## Trecho da fonte
- - - - -
É bom estar de volta!
Gosto de imaginar a identidade como um quebra cabeças, um conjunto de peças encaixadas que juntas formam uma grande imagem que entendemos como nosso “eu”. O tempo passa, algumas peças envelhecem, outras são trocadas, outras ganham novos sentidos, mas algumas permanecem no mesmo lugar.
Em 2006, adolescente, eu procurava algumas dessas peças, como um livro de cabeceira, um filme inesquecível e afins. Quando o assunto era música, os caminhos na minha escola eram gostar principalmente de rap e de heavy metal. Alguns desajustados ouviam outras coisas, claro, e pouca gente conhecia Oasis para além de Wonderwall, quem sabe o clichê mais bonito feito na nossa geração.
Era regra ter uma banda favorita, e eu queria escolher a coisa mais desajustada entre os desajustados. Quando se é jovem ninguém quer ser igual a ninguém, e eu, nerd educadinho, não tinha absolutamente nada a ver com os irmãos Gallagher.
Quem sabe por isso a gente se deu tão bem. A música do Oasis representava algo que me faltava. Ouvir aquelas canções era como brigar na rua sem precisar arrumar encrenca. Era como se rebelar contra alguma coisa, mesmo que, do alto dos meus privilégios, essa alguma coisa não existisse.
Era sentir como é ter um irmão, sem nunca ter tido um.
Não era só a música, claro. A estética meio desleixada daqueles caras contrastava de um jeito maravilhoso com capas de disco cheia de detalhes, com vídeo clipes cinzentos e friorentos que de certa forma lembravam o sul gelado onde nasci. Depois, as coisas ficaram mais coloridas, bem-vestidas, mas ainda atraentes.
- - - - -
## Exercícios
A: Responda com base no trecho:
(i) Com o que o trecho compara a identidade?
(ii) Em que ano se dava a procura por peças como um livro de cabeceira e um filme inesquecível?
(iii) Quais estilos musicais predominavam na escola, segundo o trecho?
B: Segundo o trecho, o que acontece com as peças da identidade com o passar do tempo? Liste todos os casos citados.
C: Copie do trecho, sem alterações, a passagem que começa em "Quem sabe por" e termina em "coisa não existisse.".

## Conteúdo dos dados
- - - - -
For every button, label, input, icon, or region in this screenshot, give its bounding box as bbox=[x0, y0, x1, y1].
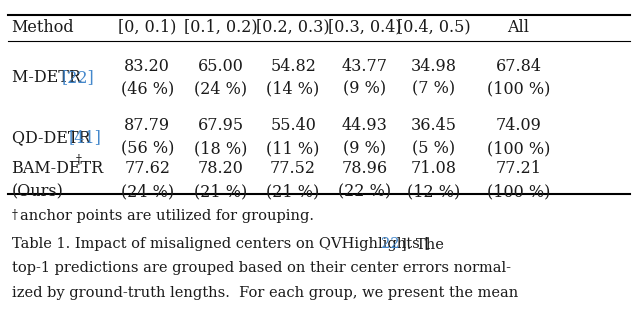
- - - - -
## Respostas corretas
A:
(i) Com um quebra-cabeças.
(ii) Em 2006.
(iii) Rap e heavy metal.

B:
- Algumas envelhecem.
- Outras são trocadas.
- Outras ganham novos sentidos.
- Algumas permanecem no mesmo lugar.

C:
Quem sabe por isso a gente se deu tão bem. A música do Oasis representava algo que me faltava. Ouvir aquelas canções era como brigar na rua sem precisar arrumar encrenca. Era como se rebelar contra alguma coisa, mesmo que, do alto dos meus privilégios, essa alguma coisa não existisse.